_Problem:_
Rewrite these items, swapping every "stat-bar-left" for "bar-segment-left" and leaving everything else unchanged. Leave the pictures out of your answer.

--- START OF Stored data ---

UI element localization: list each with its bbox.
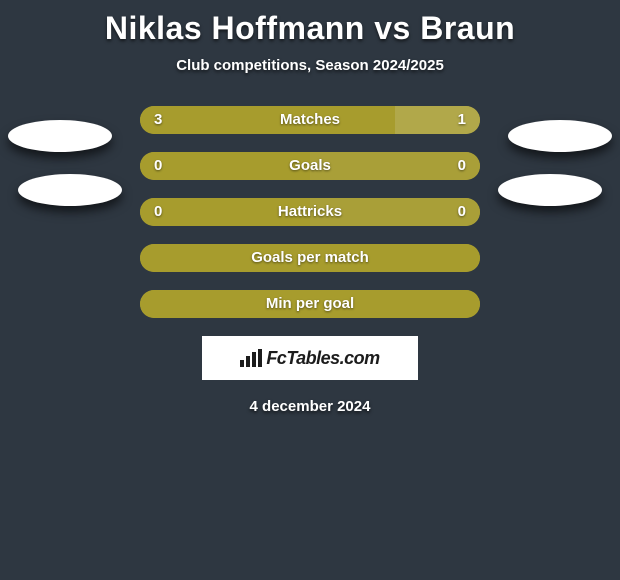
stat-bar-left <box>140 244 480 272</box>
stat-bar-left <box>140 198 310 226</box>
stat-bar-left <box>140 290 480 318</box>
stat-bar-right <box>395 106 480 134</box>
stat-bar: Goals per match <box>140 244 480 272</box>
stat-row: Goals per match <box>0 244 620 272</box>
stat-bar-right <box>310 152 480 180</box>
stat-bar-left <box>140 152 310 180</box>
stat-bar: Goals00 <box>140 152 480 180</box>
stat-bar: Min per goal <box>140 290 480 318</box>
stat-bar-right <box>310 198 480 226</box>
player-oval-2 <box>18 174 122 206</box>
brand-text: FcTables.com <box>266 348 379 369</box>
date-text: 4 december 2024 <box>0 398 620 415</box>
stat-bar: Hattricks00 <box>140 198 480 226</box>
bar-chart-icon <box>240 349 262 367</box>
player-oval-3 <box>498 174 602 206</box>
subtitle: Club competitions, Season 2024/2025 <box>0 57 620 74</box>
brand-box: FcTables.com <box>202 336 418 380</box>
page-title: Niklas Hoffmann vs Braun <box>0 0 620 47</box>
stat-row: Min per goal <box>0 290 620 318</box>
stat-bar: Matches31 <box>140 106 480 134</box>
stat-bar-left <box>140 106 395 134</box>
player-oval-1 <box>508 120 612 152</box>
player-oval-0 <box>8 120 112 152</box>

--- END OF Stored data ---

_Complete answer:_
UI element localization: list each with its bbox.
bar-segment-left <box>140 244 480 272</box>
bar-segment-left <box>140 198 310 226</box>
bar-segment-left <box>140 290 480 318</box>
stat-bar-right <box>395 106 480 134</box>
stat-bar: Goals per match <box>140 244 480 272</box>
stat-row: Goals per match <box>0 244 620 272</box>
stat-bar-right <box>310 152 480 180</box>
bar-segment-left <box>140 152 310 180</box>
stat-bar: Goals00 <box>140 152 480 180</box>
stat-bar: Min per goal <box>140 290 480 318</box>
stat-bar-right <box>310 198 480 226</box>
player-oval-2 <box>18 174 122 206</box>
brand-text: FcTables.com <box>266 348 379 369</box>
date-text: 4 december 2024 <box>0 398 620 415</box>
stat-bar: Hattricks00 <box>140 198 480 226</box>
bar-chart-icon <box>240 349 262 367</box>
player-oval-3 <box>498 174 602 206</box>
subtitle: Club competitions, Season 2024/2025 <box>0 57 620 74</box>
brand-box: FcTables.com <box>202 336 418 380</box>
page-title: Niklas Hoffmann vs Braun <box>0 0 620 47</box>
stat-row: Min per goal <box>0 290 620 318</box>
stat-bar: Matches31 <box>140 106 480 134</box>
bar-segment-left <box>140 106 395 134</box>
player-oval-1 <box>508 120 612 152</box>
player-oval-0 <box>8 120 112 152</box>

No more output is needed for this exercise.